• _What is needed_
Give every entry again, word for word and in full.

• _Entries supplied_
-------
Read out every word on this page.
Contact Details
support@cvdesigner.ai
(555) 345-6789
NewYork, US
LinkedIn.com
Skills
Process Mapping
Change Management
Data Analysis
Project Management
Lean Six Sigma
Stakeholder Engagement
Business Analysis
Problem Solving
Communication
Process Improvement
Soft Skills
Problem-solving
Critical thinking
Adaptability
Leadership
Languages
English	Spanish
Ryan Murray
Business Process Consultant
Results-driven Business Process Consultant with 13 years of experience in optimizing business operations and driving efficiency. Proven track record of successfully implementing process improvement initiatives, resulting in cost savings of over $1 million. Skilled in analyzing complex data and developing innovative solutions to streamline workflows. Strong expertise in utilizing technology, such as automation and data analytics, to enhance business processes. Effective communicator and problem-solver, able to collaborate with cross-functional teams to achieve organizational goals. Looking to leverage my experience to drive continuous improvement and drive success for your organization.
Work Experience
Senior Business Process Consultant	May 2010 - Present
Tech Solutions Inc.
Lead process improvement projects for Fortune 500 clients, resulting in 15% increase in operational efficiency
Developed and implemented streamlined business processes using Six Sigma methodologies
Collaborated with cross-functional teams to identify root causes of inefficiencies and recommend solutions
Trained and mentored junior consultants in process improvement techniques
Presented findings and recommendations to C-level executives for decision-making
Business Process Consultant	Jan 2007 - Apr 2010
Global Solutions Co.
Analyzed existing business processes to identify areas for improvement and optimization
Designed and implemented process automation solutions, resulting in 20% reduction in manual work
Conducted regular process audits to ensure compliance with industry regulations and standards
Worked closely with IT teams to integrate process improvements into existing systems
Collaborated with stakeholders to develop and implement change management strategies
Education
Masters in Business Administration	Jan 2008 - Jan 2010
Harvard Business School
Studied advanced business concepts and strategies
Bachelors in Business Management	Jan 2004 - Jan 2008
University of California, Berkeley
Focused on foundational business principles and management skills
-------
• _Final result_
Read out every word on this page.
Contact Details
support@cvdesigner.ai
(555) 345-6789
NewYork, US
LinkedIn.com
Skills
Process Mapping
Change Management
Data Analysis
Project Management
Lean Six Sigma
Stakeholder Engagement
Business Analysis
Problem Solving
Communication
Process Improvement
Soft Skills
Problem-solving
Critical thinking
Adaptability
Leadership
Languages
English	Spanish
Ryan Murray
Business Process Consultant
Results-driven Business Process Consultant with 13 years of experience in optimizing business operations and driving efficiency. Proven track record of successfully implementing process improvement initiatives, resulting in cost savings of over $1 million. Skilled in analyzing complex data and developing innovative solutions to streamline workflows. Strong expertise in utilizing technology, such as automation and data analytics, to enhance business processes. Effective communicator and problem-solver, able to collaborate with cross-functional teams to achieve organizational goals. Looking to leverage my experience to drive continuous improvement and drive success for your organization.
Work Experience
Senior Business Process Consultant	May 2010 - Present
Tech Solutions Inc.
Lead process improvement projects for Fortune 500 clients, resulting in 15% increase in operational efficiency
Developed and implemented streamlined business processes using Six Sigma methodologies
Collaborated with cross-functional teams to identify root causes of inefficiencies and recommend solutions
Trained and mentored junior consultants in process improvement techniques
Presented findings and recommendations to C-level executives for decision-making
Business Process Consultant	Jan 2007 - Apr 2010
Global Solutions Co.
Analyzed existing business processes to identify areas for improvement and optimization
Designed and implemented process automation solutions, resulting in 20% reduction in manual work
Conducted regular process audits to ensure compliance with industry regulations and standards
Worked closely with IT teams to integrate process improvements into existing systems
Collaborated with stakeholders to develop and implement change management strategies
Education
Masters in Business Administration	Jan 2008 - Jan 2010
Harvard Business School
Studied advanced business concepts and strategies
Bachelors in Business Management	Jan 2004 - Jan 2008
University of California, Berkeley
Focused on foundational business principles and management skills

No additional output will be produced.